- [Work to complete]: Count the lines containing "JSON" in the entries underneath, and state that count without anything else.

(Data entries for graphics)
★ ★ ★ ★ ★

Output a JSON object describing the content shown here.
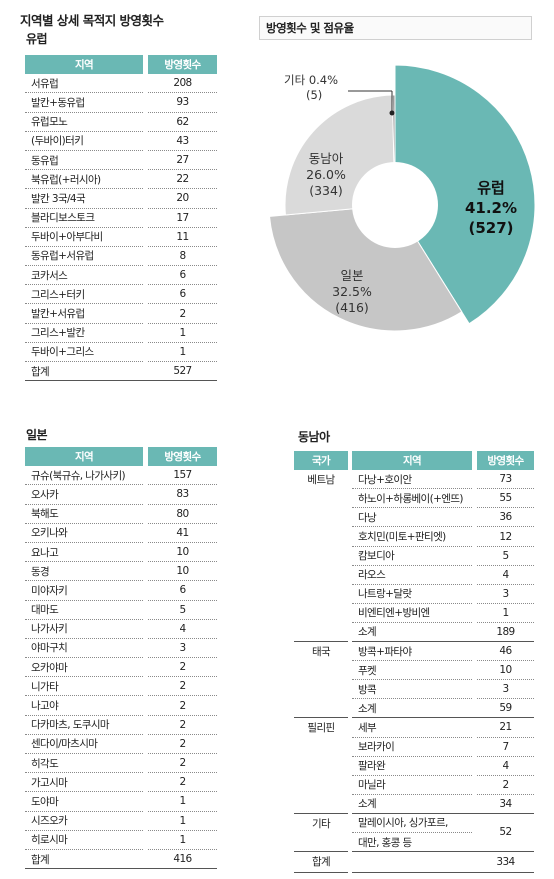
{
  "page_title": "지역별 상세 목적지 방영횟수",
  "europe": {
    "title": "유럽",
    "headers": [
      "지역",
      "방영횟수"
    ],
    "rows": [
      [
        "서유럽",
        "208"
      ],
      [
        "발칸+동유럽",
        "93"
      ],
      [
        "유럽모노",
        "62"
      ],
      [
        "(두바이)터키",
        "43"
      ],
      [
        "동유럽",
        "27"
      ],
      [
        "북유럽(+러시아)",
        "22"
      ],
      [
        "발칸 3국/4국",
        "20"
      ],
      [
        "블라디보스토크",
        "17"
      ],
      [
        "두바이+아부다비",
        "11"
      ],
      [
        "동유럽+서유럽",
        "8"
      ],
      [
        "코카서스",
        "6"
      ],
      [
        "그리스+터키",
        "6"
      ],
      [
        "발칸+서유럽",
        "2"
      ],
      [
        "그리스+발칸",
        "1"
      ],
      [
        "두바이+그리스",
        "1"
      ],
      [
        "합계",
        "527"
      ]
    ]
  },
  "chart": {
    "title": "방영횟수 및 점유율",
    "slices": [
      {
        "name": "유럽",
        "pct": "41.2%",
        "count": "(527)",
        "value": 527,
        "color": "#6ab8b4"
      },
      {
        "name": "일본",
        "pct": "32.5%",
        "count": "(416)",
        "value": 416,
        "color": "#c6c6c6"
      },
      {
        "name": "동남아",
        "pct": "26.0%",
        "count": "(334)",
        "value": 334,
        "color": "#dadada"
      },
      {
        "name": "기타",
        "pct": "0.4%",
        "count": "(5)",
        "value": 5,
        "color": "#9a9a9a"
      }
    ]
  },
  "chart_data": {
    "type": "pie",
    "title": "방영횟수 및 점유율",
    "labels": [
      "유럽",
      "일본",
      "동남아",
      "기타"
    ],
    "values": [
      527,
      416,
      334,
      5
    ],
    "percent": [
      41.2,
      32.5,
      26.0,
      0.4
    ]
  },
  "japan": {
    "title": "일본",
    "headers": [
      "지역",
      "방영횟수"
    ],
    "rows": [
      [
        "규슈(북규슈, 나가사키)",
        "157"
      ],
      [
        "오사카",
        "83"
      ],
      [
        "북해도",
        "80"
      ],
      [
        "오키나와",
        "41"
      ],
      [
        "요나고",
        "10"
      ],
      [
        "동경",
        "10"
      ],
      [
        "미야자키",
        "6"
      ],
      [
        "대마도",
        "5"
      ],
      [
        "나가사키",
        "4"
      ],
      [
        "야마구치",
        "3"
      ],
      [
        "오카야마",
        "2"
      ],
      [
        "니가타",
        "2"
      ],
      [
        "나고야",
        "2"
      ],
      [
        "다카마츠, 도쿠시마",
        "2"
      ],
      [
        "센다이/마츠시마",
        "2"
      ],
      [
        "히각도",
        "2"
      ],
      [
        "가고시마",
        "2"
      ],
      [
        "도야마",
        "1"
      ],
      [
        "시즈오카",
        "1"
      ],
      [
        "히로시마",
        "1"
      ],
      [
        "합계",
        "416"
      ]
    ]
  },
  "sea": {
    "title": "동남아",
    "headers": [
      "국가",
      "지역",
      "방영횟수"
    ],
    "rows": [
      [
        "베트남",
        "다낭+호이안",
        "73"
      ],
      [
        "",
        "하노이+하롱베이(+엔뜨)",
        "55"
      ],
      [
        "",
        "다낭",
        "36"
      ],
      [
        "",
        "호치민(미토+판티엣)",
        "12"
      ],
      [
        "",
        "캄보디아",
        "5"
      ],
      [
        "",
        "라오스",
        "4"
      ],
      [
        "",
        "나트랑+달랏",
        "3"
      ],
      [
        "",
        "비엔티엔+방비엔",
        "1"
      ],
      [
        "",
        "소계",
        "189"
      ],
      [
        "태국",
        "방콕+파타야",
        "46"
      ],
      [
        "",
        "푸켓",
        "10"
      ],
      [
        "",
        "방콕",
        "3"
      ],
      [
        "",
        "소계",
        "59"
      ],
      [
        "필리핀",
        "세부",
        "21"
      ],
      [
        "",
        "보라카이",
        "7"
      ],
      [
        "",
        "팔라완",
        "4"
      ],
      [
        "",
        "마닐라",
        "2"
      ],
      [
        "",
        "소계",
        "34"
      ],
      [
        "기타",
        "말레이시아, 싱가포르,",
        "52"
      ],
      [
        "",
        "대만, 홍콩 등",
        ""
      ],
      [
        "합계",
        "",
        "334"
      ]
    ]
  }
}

★ ★ ★ ★ ★

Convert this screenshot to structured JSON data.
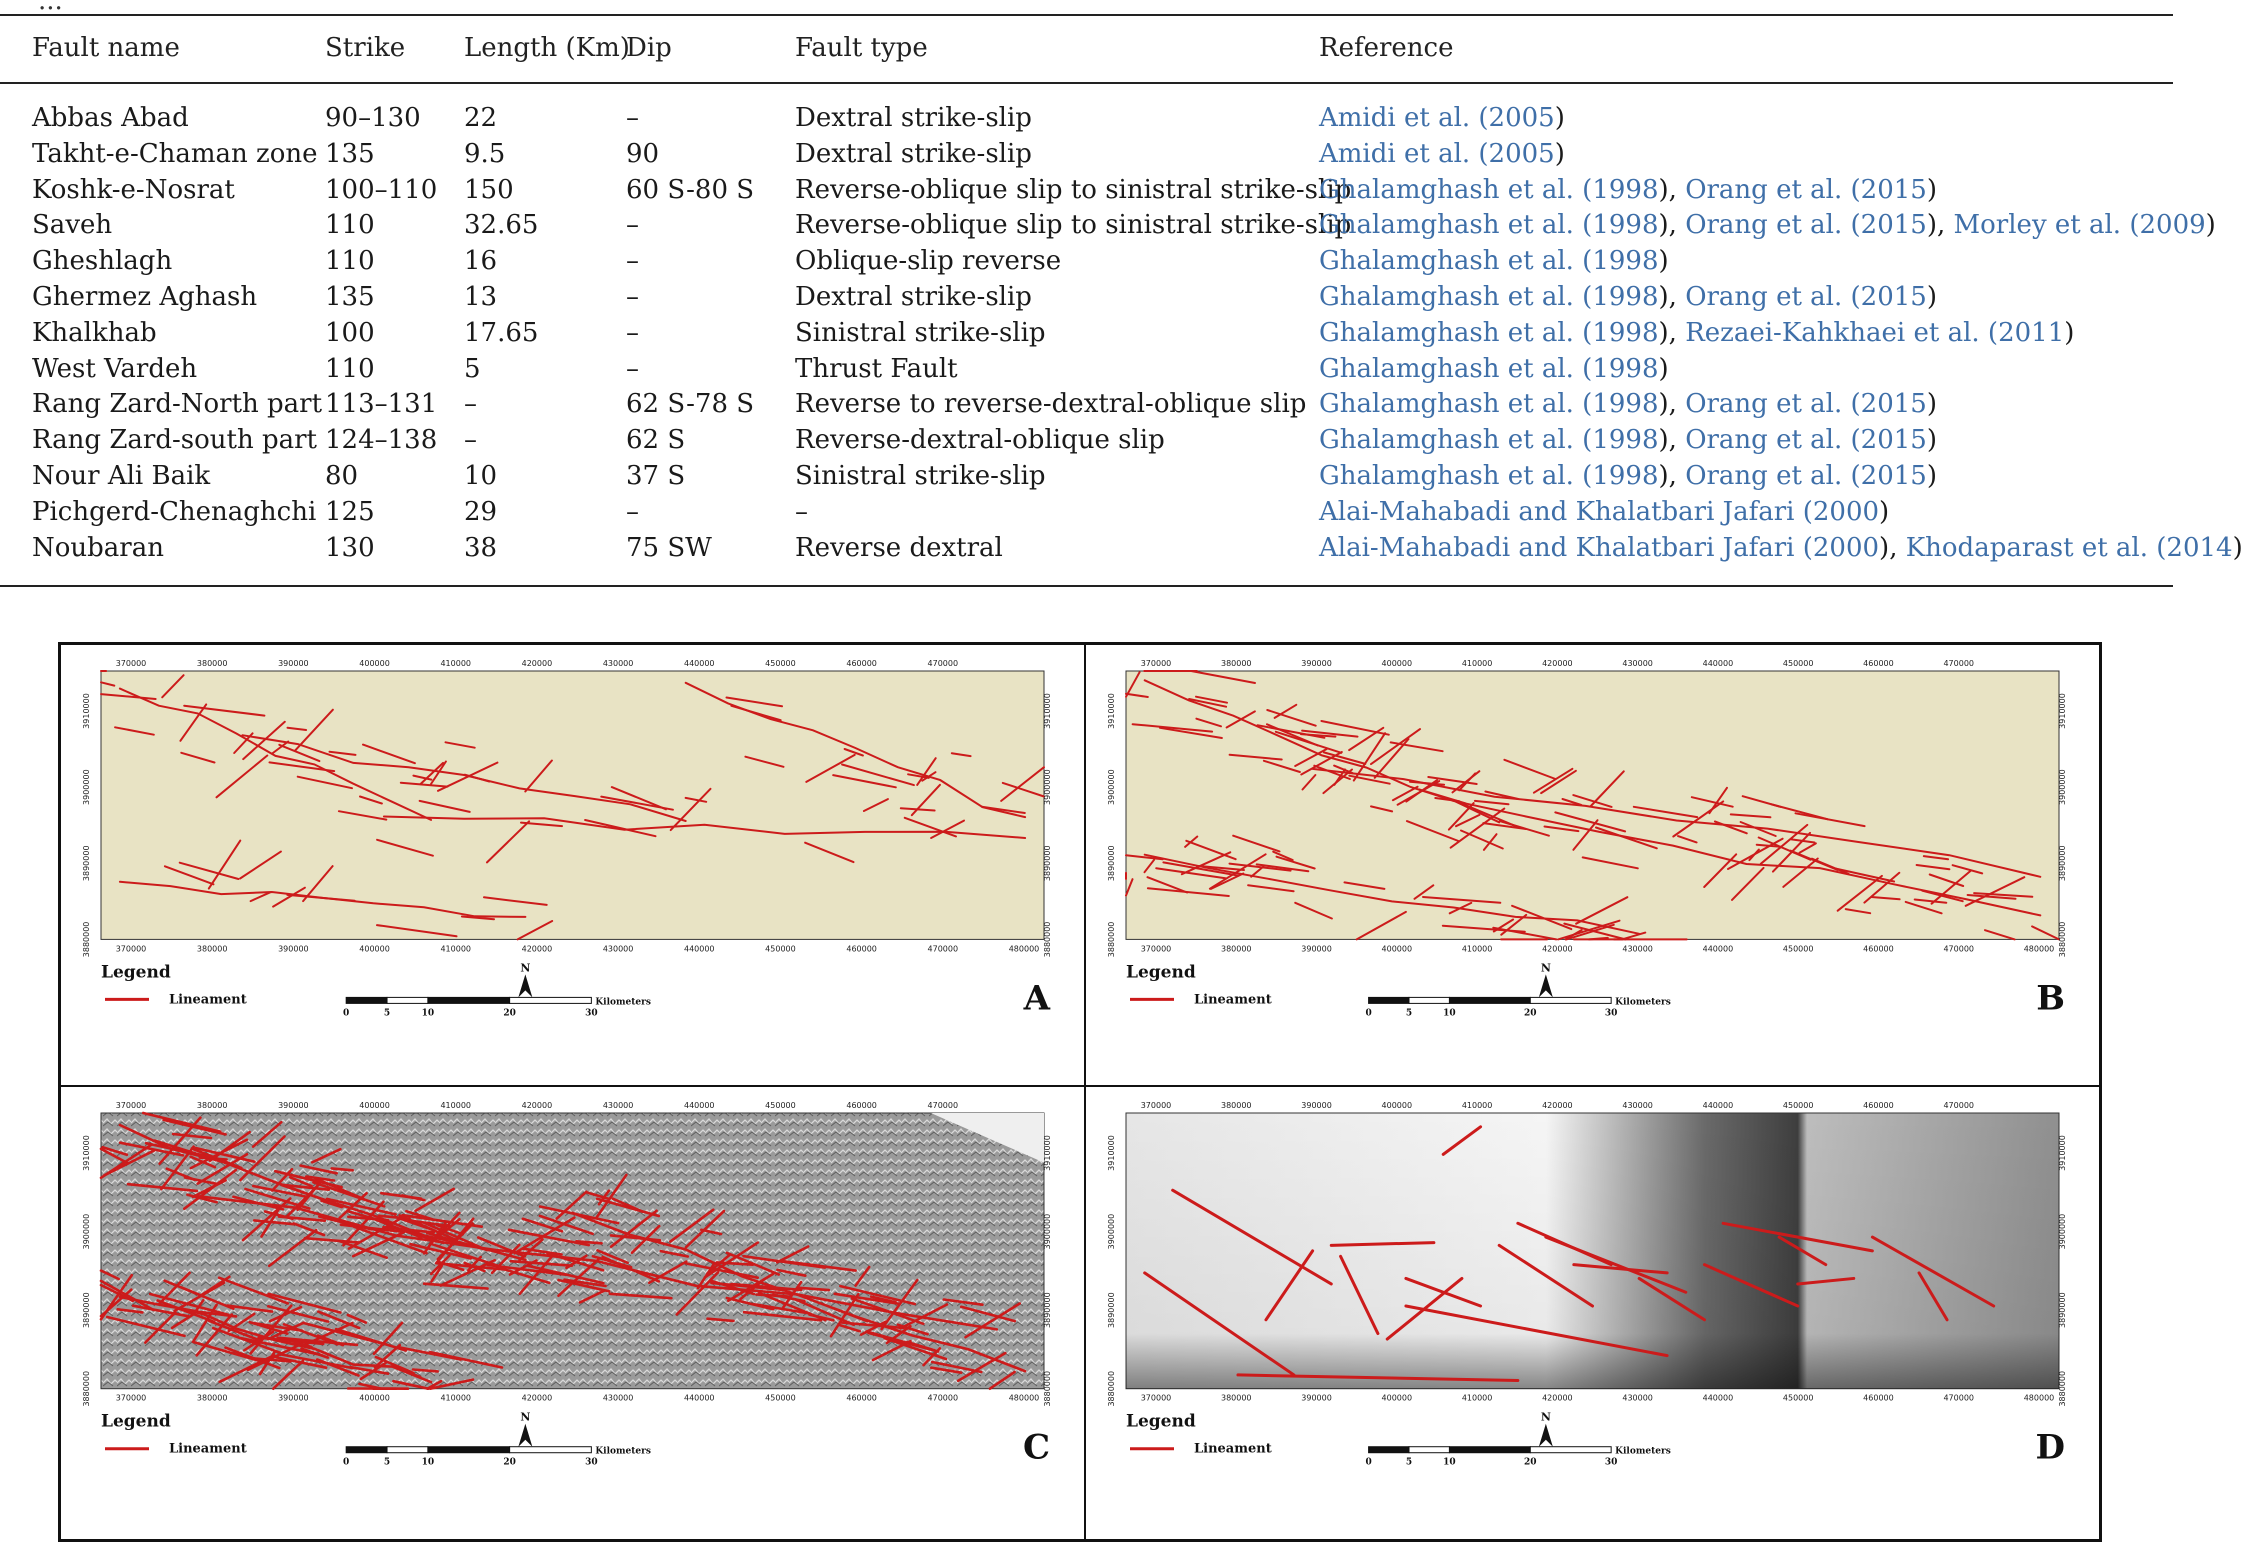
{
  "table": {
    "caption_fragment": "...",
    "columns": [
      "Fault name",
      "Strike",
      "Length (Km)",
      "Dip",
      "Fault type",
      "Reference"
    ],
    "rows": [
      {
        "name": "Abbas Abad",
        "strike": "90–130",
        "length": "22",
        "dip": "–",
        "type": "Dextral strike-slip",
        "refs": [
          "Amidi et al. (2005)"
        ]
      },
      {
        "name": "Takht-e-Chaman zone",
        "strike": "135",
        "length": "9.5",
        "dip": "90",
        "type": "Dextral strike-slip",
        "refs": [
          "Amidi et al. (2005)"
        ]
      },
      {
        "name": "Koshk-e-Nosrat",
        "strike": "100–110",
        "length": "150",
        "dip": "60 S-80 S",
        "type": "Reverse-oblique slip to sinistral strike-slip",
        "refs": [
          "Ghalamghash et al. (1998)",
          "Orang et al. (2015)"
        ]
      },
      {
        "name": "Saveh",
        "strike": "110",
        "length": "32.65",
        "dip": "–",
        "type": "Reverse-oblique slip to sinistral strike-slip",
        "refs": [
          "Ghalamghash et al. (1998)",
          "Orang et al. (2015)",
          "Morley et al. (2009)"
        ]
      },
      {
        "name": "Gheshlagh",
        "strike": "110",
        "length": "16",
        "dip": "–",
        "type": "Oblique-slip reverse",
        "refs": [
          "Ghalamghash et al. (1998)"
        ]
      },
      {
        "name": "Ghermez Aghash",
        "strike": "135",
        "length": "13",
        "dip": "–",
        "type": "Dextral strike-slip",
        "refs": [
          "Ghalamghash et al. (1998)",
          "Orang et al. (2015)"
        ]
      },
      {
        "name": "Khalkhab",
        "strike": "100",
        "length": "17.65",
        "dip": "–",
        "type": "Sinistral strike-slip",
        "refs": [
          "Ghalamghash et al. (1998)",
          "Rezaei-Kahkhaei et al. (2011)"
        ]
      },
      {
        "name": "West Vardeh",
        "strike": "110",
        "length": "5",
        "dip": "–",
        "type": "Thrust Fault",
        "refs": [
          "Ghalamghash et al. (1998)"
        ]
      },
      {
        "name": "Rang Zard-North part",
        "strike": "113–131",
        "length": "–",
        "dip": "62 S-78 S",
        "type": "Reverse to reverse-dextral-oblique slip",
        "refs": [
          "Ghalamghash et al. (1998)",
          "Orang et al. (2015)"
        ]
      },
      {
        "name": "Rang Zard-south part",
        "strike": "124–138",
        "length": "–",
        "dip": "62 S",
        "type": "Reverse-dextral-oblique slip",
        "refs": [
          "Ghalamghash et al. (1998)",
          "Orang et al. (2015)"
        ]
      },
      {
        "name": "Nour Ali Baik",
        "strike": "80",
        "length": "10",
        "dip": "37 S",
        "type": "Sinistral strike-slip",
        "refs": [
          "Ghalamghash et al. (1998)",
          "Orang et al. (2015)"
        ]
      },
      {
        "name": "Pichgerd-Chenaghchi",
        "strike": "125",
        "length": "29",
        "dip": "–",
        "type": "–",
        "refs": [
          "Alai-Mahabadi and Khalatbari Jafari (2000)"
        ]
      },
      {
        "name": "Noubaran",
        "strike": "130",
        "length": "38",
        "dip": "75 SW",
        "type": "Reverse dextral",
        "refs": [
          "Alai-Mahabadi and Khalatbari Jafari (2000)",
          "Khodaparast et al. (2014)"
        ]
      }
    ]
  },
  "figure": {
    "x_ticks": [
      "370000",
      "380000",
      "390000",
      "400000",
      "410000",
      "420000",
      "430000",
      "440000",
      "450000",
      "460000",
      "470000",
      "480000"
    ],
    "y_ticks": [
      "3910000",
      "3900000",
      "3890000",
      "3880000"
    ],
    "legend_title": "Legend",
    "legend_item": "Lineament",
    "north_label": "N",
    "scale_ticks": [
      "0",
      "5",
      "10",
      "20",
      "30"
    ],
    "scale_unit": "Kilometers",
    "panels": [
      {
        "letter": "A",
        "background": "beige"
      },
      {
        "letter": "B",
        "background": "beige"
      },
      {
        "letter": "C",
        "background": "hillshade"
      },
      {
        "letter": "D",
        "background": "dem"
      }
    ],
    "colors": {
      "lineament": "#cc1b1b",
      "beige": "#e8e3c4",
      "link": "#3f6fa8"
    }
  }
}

★ ★ ★ ★ ★

- [Answer for the task]: 2